_Your task_.
Work out the number of lines with "this" in them. Reply with that number and no other words.

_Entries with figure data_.
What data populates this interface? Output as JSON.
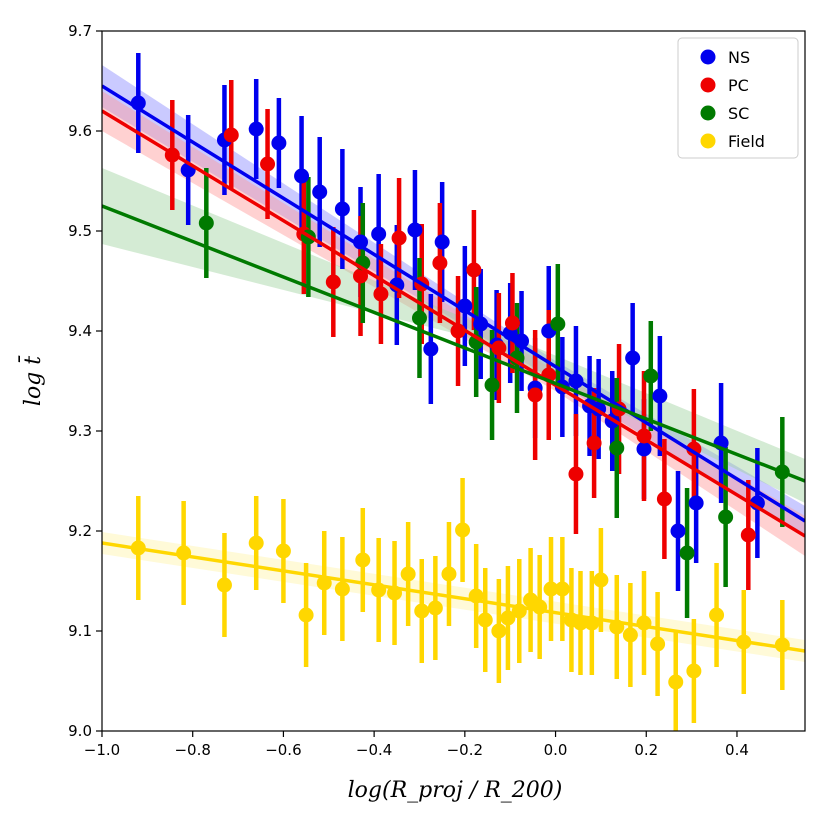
{
  "chart_data": {
    "type": "scatter",
    "title": "",
    "xlabel": "log(R_proj / R_200)",
    "ylabel": "log t̄",
    "xlim": [
      -1.0,
      0.55
    ],
    "ylim": [
      9.0,
      9.7
    ],
    "xticks": [
      -1.0,
      -0.8,
      -0.6,
      -0.4,
      -0.2,
      0.0,
      0.2,
      0.4
    ],
    "xtick_labels": [
      "−1.0",
      "−0.8",
      "−0.6",
      "−0.4",
      "−0.2",
      "0.0",
      "0.2",
      "0.4"
    ],
    "yticks": [
      9.0,
      9.1,
      9.2,
      9.3,
      9.4,
      9.5,
      9.6,
      9.7
    ],
    "ytick_labels": [
      "9.0",
      "9.1",
      "9.2",
      "9.3",
      "9.4",
      "9.5",
      "9.6",
      "9.7"
    ],
    "legend_position": "top-right",
    "series": [
      {
        "name": "NS",
        "color": "#0000ee",
        "band_color": "#8a8aff",
        "fit": {
          "x": [
            -1.0,
            0.55
          ],
          "y": [
            9.645,
            9.21
          ],
          "band": [
            [
              -1.0,
              9.624,
              9.666
            ],
            [
              0.0,
              9.35,
              9.37
            ],
            [
              0.55,
              9.195,
              9.225
            ]
          ]
        },
        "points": [
          {
            "x": -0.92,
            "y": 9.628,
            "err": 0.05
          },
          {
            "x": -0.81,
            "y": 9.561,
            "err": 0.055
          },
          {
            "x": -0.73,
            "y": 9.591,
            "err": 0.055
          },
          {
            "x": -0.66,
            "y": 9.602,
            "err": 0.05
          },
          {
            "x": -0.61,
            "y": 9.588,
            "err": 0.045
          },
          {
            "x": -0.56,
            "y": 9.555,
            "err": 0.06
          },
          {
            "x": -0.52,
            "y": 9.539,
            "err": 0.055
          },
          {
            "x": -0.47,
            "y": 9.522,
            "err": 0.06
          },
          {
            "x": -0.43,
            "y": 9.489,
            "err": 0.055
          },
          {
            "x": -0.39,
            "y": 9.497,
            "err": 0.06
          },
          {
            "x": -0.35,
            "y": 9.446,
            "err": 0.06
          },
          {
            "x": -0.31,
            "y": 9.501,
            "err": 0.06
          },
          {
            "x": -0.275,
            "y": 9.382,
            "err": 0.055
          },
          {
            "x": -0.25,
            "y": 9.489,
            "err": 0.06
          },
          {
            "x": -0.2,
            "y": 9.425,
            "err": 0.06
          },
          {
            "x": -0.165,
            "y": 9.407,
            "err": 0.055
          },
          {
            "x": -0.13,
            "y": 9.386,
            "err": 0.055
          },
          {
            "x": -0.1,
            "y": 9.398,
            "err": 0.05
          },
          {
            "x": -0.075,
            "y": 9.39,
            "err": 0.05
          },
          {
            "x": -0.045,
            "y": 9.343,
            "err": 0.05
          },
          {
            "x": -0.015,
            "y": 9.4,
            "err": 0.065
          },
          {
            "x": 0.015,
            "y": 9.344,
            "err": 0.05
          },
          {
            "x": 0.045,
            "y": 9.35,
            "err": 0.055
          },
          {
            "x": 0.075,
            "y": 9.325,
            "err": 0.05
          },
          {
            "x": 0.095,
            "y": 9.322,
            "err": 0.05
          },
          {
            "x": 0.125,
            "y": 9.31,
            "err": 0.05
          },
          {
            "x": 0.17,
            "y": 9.373,
            "err": 0.055
          },
          {
            "x": 0.195,
            "y": 9.282,
            "err": 0.05
          },
          {
            "x": 0.23,
            "y": 9.335,
            "err": 0.06
          },
          {
            "x": 0.27,
            "y": 9.2,
            "err": 0.06
          },
          {
            "x": 0.31,
            "y": 9.228,
            "err": 0.06
          },
          {
            "x": 0.365,
            "y": 9.288,
            "err": 0.06
          },
          {
            "x": 0.445,
            "y": 9.228,
            "err": 0.055
          }
        ]
      },
      {
        "name": "PC",
        "color": "#ee0000",
        "band_color": "#ff9999",
        "fit": {
          "x": [
            -1.0,
            0.55
          ],
          "y": [
            9.62,
            9.195
          ],
          "band": [
            [
              -1.0,
              9.6,
              9.64
            ],
            [
              0.0,
              9.34,
              9.36
            ],
            [
              0.55,
              9.175,
              9.215
            ]
          ]
        },
        "points": [
          {
            "x": -0.845,
            "y": 9.576,
            "err": 0.055
          },
          {
            "x": -0.715,
            "y": 9.596,
            "err": 0.055
          },
          {
            "x": -0.635,
            "y": 9.567,
            "err": 0.055
          },
          {
            "x": -0.555,
            "y": 9.497,
            "err": 0.06
          },
          {
            "x": -0.49,
            "y": 9.449,
            "err": 0.055
          },
          {
            "x": -0.43,
            "y": 9.455,
            "err": 0.06
          },
          {
            "x": -0.385,
            "y": 9.437,
            "err": 0.05
          },
          {
            "x": -0.345,
            "y": 9.493,
            "err": 0.06
          },
          {
            "x": -0.295,
            "y": 9.447,
            "err": 0.06
          },
          {
            "x": -0.255,
            "y": 9.468,
            "err": 0.06
          },
          {
            "x": -0.215,
            "y": 9.4,
            "err": 0.055
          },
          {
            "x": -0.18,
            "y": 9.461,
            "err": 0.06
          },
          {
            "x": -0.125,
            "y": 9.383,
            "err": 0.055
          },
          {
            "x": -0.095,
            "y": 9.408,
            "err": 0.05
          },
          {
            "x": -0.045,
            "y": 9.336,
            "err": 0.065
          },
          {
            "x": -0.015,
            "y": 9.356,
            "err": 0.065
          },
          {
            "x": 0.045,
            "y": 9.257,
            "err": 0.06
          },
          {
            "x": 0.085,
            "y": 9.288,
            "err": 0.055
          },
          {
            "x": 0.14,
            "y": 9.322,
            "err": 0.065
          },
          {
            "x": 0.195,
            "y": 9.295,
            "err": 0.065
          },
          {
            "x": 0.24,
            "y": 9.232,
            "err": 0.06
          },
          {
            "x": 0.305,
            "y": 9.282,
            "err": 0.06
          },
          {
            "x": 0.425,
            "y": 9.196,
            "err": 0.055
          }
        ]
      },
      {
        "name": "SC",
        "color": "#007a00",
        "band_color": "#9fd39f",
        "fit": {
          "x": [
            -1.0,
            0.55
          ],
          "y": [
            9.525,
            9.25
          ],
          "band": [
            [
              -1.0,
              9.487,
              9.563
            ],
            [
              -0.2,
              9.395,
              9.413
            ],
            [
              0.55,
              9.228,
              9.272
            ]
          ]
        },
        "points": [
          {
            "x": -0.77,
            "y": 9.508,
            "err": 0.055
          },
          {
            "x": -0.545,
            "y": 9.494,
            "err": 0.06
          },
          {
            "x": -0.425,
            "y": 9.468,
            "err": 0.06
          },
          {
            "x": -0.3,
            "y": 9.413,
            "err": 0.06
          },
          {
            "x": -0.175,
            "y": 9.389,
            "err": 0.055
          },
          {
            "x": -0.085,
            "y": 9.373,
            "err": 0.055
          },
          {
            "x": -0.14,
            "y": 9.346,
            "err": 0.055
          },
          {
            "x": 0.005,
            "y": 9.407,
            "err": 0.06
          },
          {
            "x": 0.135,
            "y": 9.283,
            "err": 0.07
          },
          {
            "x": 0.21,
            "y": 9.355,
            "err": 0.055
          },
          {
            "x": 0.29,
            "y": 9.178,
            "err": 0.065
          },
          {
            "x": 0.375,
            "y": 9.214,
            "err": 0.07
          },
          {
            "x": 0.5,
            "y": 9.259,
            "err": 0.055
          }
        ]
      },
      {
        "name": "Field",
        "color": "#ffd700",
        "band_color": "#fff3a8",
        "fit": {
          "x": [
            -1.0,
            0.55
          ],
          "y": [
            9.188,
            9.08
          ],
          "band": [
            [
              -1.0,
              9.177,
              9.199
            ],
            [
              0.55,
              9.069,
              9.091
            ]
          ]
        },
        "points": [
          {
            "x": -0.92,
            "y": 9.183,
            "err": 0.052
          },
          {
            "x": -0.82,
            "y": 9.178,
            "err": 0.052
          },
          {
            "x": -0.73,
            "y": 9.146,
            "err": 0.052
          },
          {
            "x": -0.66,
            "y": 9.188,
            "err": 0.047
          },
          {
            "x": -0.6,
            "y": 9.18,
            "err": 0.052
          },
          {
            "x": -0.55,
            "y": 9.116,
            "err": 0.052
          },
          {
            "x": -0.51,
            "y": 9.148,
            "err": 0.052
          },
          {
            "x": -0.47,
            "y": 9.142,
            "err": 0.052
          },
          {
            "x": -0.425,
            "y": 9.171,
            "err": 0.052
          },
          {
            "x": -0.39,
            "y": 9.141,
            "err": 0.052
          },
          {
            "x": -0.355,
            "y": 9.138,
            "err": 0.052
          },
          {
            "x": -0.325,
            "y": 9.157,
            "err": 0.052
          },
          {
            "x": -0.295,
            "y": 9.12,
            "err": 0.052
          },
          {
            "x": -0.265,
            "y": 9.123,
            "err": 0.052
          },
          {
            "x": -0.235,
            "y": 9.157,
            "err": 0.052
          },
          {
            "x": -0.205,
            "y": 9.201,
            "err": 0.052
          },
          {
            "x": -0.175,
            "y": 9.135,
            "err": 0.052
          },
          {
            "x": -0.155,
            "y": 9.111,
            "err": 0.052
          },
          {
            "x": -0.125,
            "y": 9.1,
            "err": 0.052
          },
          {
            "x": -0.105,
            "y": 9.113,
            "err": 0.052
          },
          {
            "x": -0.08,
            "y": 9.12,
            "err": 0.052
          },
          {
            "x": -0.055,
            "y": 9.131,
            "err": 0.052
          },
          {
            "x": -0.035,
            "y": 9.124,
            "err": 0.052
          },
          {
            "x": -0.01,
            "y": 9.142,
            "err": 0.052
          },
          {
            "x": 0.015,
            "y": 9.142,
            "err": 0.052
          },
          {
            "x": 0.035,
            "y": 9.111,
            "err": 0.052
          },
          {
            "x": 0.055,
            "y": 9.108,
            "err": 0.052
          },
          {
            "x": 0.08,
            "y": 9.108,
            "err": 0.052
          },
          {
            "x": 0.1,
            "y": 9.151,
            "err": 0.052
          },
          {
            "x": 0.135,
            "y": 9.104,
            "err": 0.052
          },
          {
            "x": 0.165,
            "y": 9.096,
            "err": 0.052
          },
          {
            "x": 0.195,
            "y": 9.108,
            "err": 0.052
          },
          {
            "x": 0.225,
            "y": 9.087,
            "err": 0.052
          },
          {
            "x": 0.265,
            "y": 9.049,
            "err": 0.052
          },
          {
            "x": 0.305,
            "y": 9.06,
            "err": 0.052
          },
          {
            "x": 0.355,
            "y": 9.116,
            "err": 0.052
          },
          {
            "x": 0.415,
            "y": 9.089,
            "err": 0.052
          },
          {
            "x": 0.5,
            "y": 9.086,
            "err": 0.045
          }
        ]
      }
    ]
  }
}
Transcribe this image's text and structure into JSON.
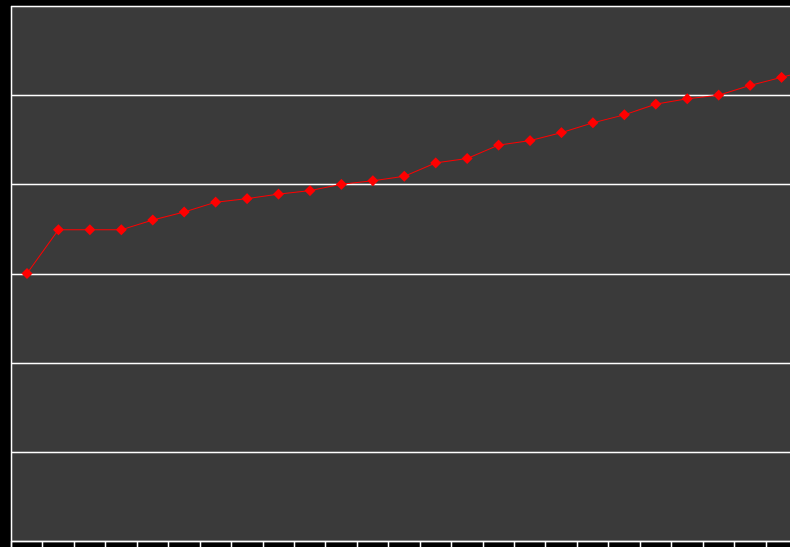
{
  "chart_data": {
    "type": "line",
    "title": "",
    "xlabel": "",
    "ylabel": "",
    "x": [
      1,
      2,
      3,
      4,
      5,
      6,
      7,
      8,
      9,
      10,
      11,
      12,
      13,
      14,
      15,
      16,
      17,
      18,
      19,
      20,
      21,
      22,
      23,
      24,
      25,
      26
    ],
    "series": [
      {
        "values": [
          3.0,
          3.49,
          3.49,
          3.49,
          3.6,
          3.69,
          3.8,
          3.84,
          3.89,
          3.93,
          4.0,
          4.04,
          4.09,
          4.24,
          4.29,
          4.44,
          4.49,
          4.58,
          4.69,
          4.78,
          4.9,
          4.96,
          5.0,
          5.11,
          5.2,
          5.29
        ]
      }
    ],
    "ylim": [
      0,
      6
    ],
    "gridlines": "horizontal",
    "legend": "none",
    "tick_labels_visible": false,
    "colors": {
      "page_background": "#000000",
      "plot_background": "#3a3a3a",
      "grid": "#ffffff",
      "axis": "#ffffff",
      "series_line": "#ff0000",
      "series_marker": "#ff0000"
    },
    "marker": "diamond"
  }
}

_Answer_.
2